(Entries with figure data)
|---|
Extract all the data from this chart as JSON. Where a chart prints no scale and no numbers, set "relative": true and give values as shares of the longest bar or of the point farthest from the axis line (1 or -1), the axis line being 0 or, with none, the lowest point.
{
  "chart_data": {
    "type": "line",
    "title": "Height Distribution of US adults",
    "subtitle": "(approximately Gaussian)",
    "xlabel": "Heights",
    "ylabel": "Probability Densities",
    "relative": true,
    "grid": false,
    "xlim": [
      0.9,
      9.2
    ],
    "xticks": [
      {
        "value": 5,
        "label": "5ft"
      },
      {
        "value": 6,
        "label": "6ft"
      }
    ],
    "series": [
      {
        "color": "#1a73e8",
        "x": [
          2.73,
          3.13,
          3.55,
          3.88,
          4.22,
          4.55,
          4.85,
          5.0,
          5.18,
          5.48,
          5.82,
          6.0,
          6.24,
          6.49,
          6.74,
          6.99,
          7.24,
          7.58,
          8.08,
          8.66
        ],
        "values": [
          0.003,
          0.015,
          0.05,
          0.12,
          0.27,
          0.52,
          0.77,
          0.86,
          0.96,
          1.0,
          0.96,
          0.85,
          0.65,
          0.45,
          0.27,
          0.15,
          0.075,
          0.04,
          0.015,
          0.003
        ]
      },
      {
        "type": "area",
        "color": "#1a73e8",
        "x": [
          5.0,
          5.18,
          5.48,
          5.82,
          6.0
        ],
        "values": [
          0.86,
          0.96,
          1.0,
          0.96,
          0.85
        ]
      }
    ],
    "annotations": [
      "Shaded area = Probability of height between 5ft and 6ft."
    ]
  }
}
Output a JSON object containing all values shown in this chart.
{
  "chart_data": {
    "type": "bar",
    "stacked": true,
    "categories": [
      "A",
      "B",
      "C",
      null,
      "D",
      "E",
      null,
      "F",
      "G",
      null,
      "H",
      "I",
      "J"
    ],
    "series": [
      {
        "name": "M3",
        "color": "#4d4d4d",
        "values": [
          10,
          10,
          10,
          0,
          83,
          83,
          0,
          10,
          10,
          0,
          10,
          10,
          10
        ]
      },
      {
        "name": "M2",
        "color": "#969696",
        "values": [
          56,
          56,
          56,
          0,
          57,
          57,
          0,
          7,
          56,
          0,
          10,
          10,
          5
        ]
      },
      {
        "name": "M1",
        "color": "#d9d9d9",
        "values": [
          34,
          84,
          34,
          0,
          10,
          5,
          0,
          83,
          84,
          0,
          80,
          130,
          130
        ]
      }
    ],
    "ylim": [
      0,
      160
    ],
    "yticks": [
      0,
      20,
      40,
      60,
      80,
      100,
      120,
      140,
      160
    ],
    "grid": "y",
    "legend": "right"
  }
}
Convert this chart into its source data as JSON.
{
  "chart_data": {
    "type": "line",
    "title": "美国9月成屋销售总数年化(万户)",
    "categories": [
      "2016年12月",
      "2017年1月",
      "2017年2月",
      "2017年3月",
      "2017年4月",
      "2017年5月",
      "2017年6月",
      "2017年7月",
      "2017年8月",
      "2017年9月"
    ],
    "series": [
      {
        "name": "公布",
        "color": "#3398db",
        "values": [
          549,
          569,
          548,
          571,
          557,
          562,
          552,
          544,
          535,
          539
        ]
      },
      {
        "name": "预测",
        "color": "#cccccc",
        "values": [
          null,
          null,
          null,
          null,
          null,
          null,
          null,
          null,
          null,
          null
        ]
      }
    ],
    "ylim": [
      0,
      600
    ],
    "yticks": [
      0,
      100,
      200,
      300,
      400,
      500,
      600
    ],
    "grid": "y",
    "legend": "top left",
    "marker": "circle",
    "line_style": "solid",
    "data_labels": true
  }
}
|---|
Identify the lines above with the word "Probability". Copy them.

[Finished answer]:
    "ylabel": "Probability Densities",
      "Shaded area = Probability of height between 5ft and 6ft."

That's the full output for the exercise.